Items from a data source:
★ ★ ★ ★

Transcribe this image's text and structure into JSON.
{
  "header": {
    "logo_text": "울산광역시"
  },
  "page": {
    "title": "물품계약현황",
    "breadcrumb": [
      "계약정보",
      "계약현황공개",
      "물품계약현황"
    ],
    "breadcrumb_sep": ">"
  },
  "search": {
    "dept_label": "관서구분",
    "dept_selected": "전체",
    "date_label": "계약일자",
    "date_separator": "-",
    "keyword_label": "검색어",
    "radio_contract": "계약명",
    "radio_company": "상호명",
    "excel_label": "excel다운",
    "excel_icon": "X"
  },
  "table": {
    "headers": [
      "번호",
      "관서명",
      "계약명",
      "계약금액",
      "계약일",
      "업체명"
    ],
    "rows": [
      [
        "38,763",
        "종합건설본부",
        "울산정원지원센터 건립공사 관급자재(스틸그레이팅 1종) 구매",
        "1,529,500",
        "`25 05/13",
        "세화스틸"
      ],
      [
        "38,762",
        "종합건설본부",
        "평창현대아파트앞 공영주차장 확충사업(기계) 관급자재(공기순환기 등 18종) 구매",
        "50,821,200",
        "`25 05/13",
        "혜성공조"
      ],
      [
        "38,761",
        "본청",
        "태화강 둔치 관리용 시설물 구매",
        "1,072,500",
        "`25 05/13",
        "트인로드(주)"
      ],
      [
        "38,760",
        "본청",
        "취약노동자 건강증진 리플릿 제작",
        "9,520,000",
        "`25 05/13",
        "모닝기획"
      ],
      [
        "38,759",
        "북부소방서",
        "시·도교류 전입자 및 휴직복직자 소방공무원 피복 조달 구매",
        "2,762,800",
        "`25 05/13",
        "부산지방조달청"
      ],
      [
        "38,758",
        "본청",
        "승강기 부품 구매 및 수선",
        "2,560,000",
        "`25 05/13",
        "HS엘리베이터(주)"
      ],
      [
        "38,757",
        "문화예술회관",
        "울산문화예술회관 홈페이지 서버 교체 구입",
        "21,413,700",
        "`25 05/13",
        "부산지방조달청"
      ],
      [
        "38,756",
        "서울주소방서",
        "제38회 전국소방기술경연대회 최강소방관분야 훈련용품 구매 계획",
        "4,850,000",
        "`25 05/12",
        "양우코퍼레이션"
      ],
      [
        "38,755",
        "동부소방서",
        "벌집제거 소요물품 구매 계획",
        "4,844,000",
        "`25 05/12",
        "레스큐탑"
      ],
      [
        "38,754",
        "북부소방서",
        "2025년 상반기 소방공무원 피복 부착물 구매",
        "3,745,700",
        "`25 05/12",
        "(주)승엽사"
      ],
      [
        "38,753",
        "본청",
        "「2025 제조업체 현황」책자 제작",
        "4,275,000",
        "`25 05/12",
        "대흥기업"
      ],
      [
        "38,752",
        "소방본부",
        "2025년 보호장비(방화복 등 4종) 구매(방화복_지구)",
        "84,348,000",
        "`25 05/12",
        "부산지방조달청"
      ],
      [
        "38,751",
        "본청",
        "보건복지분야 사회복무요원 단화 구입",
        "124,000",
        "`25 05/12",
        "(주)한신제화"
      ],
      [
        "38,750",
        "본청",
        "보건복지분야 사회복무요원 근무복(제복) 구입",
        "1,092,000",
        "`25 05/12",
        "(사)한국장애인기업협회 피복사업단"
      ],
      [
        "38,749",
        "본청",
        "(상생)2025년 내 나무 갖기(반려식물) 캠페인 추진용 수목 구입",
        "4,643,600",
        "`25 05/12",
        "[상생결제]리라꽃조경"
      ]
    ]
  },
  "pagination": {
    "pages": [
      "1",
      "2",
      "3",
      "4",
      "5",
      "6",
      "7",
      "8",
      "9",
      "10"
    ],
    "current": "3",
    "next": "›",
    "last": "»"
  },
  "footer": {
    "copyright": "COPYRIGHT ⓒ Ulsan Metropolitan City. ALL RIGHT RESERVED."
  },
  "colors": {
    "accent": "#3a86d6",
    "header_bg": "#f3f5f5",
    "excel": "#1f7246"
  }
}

★ ★ ★ ★

Reproduce the listing shown above in its entirety, exactly.

● RESPONSE FOR THIS EXERCISE
Transcribe this image's text and structure into JSON.
{
  "header": {
    "logo_text": "울산광역시"
  },
  "page": {
    "title": "물품계약현황",
    "breadcrumb": [
      "계약정보",
      "계약현황공개",
      "물품계약현황"
    ],
    "breadcrumb_sep": ">"
  },
  "search": {
    "dept_label": "관서구분",
    "dept_selected": "전체",
    "date_label": "계약일자",
    "date_separator": "-",
    "keyword_label": "검색어",
    "radio_contract": "계약명",
    "radio_company": "상호명",
    "excel_label": "excel다운",
    "excel_icon": "X"
  },
  "table": {
    "headers": [
      "번호",
      "관서명",
      "계약명",
      "계약금액",
      "계약일",
      "업체명"
    ],
    "rows": [
      [
        "38,763",
        "종합건설본부",
        "울산정원지원센터 건립공사 관급자재(스틸그레이팅 1종) 구매",
        "1,529,500",
        "`25 05/13",
        "세화스틸"
      ],
      [
        "38,762",
        "종합건설본부",
        "평창현대아파트앞 공영주차장 확충사업(기계) 관급자재(공기순환기 등 18종) 구매",
        "50,821,200",
        "`25 05/13",
        "혜성공조"
      ],
      [
        "38,761",
        "본청",
        "태화강 둔치 관리용 시설물 구매",
        "1,072,500",
        "`25 05/13",
        "트인로드(주)"
      ],
      [
        "38,760",
        "본청",
        "취약노동자 건강증진 리플릿 제작",
        "9,520,000",
        "`25 05/13",
        "모닝기획"
      ],
      [
        "38,759",
        "북부소방서",
        "시·도교류 전입자 및 휴직복직자 소방공무원 피복 조달 구매",
        "2,762,800",
        "`25 05/13",
        "부산지방조달청"
      ],
      [
        "38,758",
        "본청",
        "승강기 부품 구매 및 수선",
        "2,560,000",
        "`25 05/13",
        "HS엘리베이터(주)"
      ],
      [
        "38,757",
        "문화예술회관",
        "울산문화예술회관 홈페이지 서버 교체 구입",
        "21,413,700",
        "`25 05/13",
        "부산지방조달청"
      ],
      [
        "38,756",
        "서울주소방서",
        "제38회 전국소방기술경연대회 최강소방관분야 훈련용품 구매 계획",
        "4,850,000",
        "`25 05/12",
        "양우코퍼레이션"
      ],
      [
        "38,755",
        "동부소방서",
        "벌집제거 소요물품 구매 계획",
        "4,844,000",
        "`25 05/12",
        "레스큐탑"
      ],
      [
        "38,754",
        "북부소방서",
        "2025년 상반기 소방공무원 피복 부착물 구매",
        "3,745,700",
        "`25 05/12",
        "(주)승엽사"
      ],
      [
        "38,753",
        "본청",
        "「2025 제조업체 현황」책자 제작",
        "4,275,000",
        "`25 05/12",
        "대흥기업"
      ],
      [
        "38,752",
        "소방본부",
        "2025년 보호장비(방화복 등 4종) 구매(방화복_지구)",
        "84,348,000",
        "`25 05/12",
        "부산지방조달청"
      ],
      [
        "38,751",
        "본청",
        "보건복지분야 사회복무요원 단화 구입",
        "124,000",
        "`25 05/12",
        "(주)한신제화"
      ],
      [
        "38,750",
        "본청",
        "보건복지분야 사회복무요원 근무복(제복) 구입",
        "1,092,000",
        "`25 05/12",
        "(사)한국장애인기업협회 피복사업단"
      ],
      [
        "38,749",
        "본청",
        "(상생)2025년 내 나무 갖기(반려식물) 캠페인 추진용 수목 구입",
        "4,643,600",
        "`25 05/12",
        "[상생결제]리라꽃조경"
      ]
    ]
  },
  "pagination": {
    "pages": [
      "1",
      "2",
      "3",
      "4",
      "5",
      "6",
      "7",
      "8",
      "9",
      "10"
    ],
    "current": "3",
    "next": "›",
    "last": "»"
  },
  "footer": {
    "copyright": "COPYRIGHT ⓒ Ulsan Metropolitan City. ALL RIGHT RESERVED."
  },
  "colors": {
    "accent": "#3a86d6",
    "header_bg": "#f3f5f5",
    "excel": "#1f7246"
  }
}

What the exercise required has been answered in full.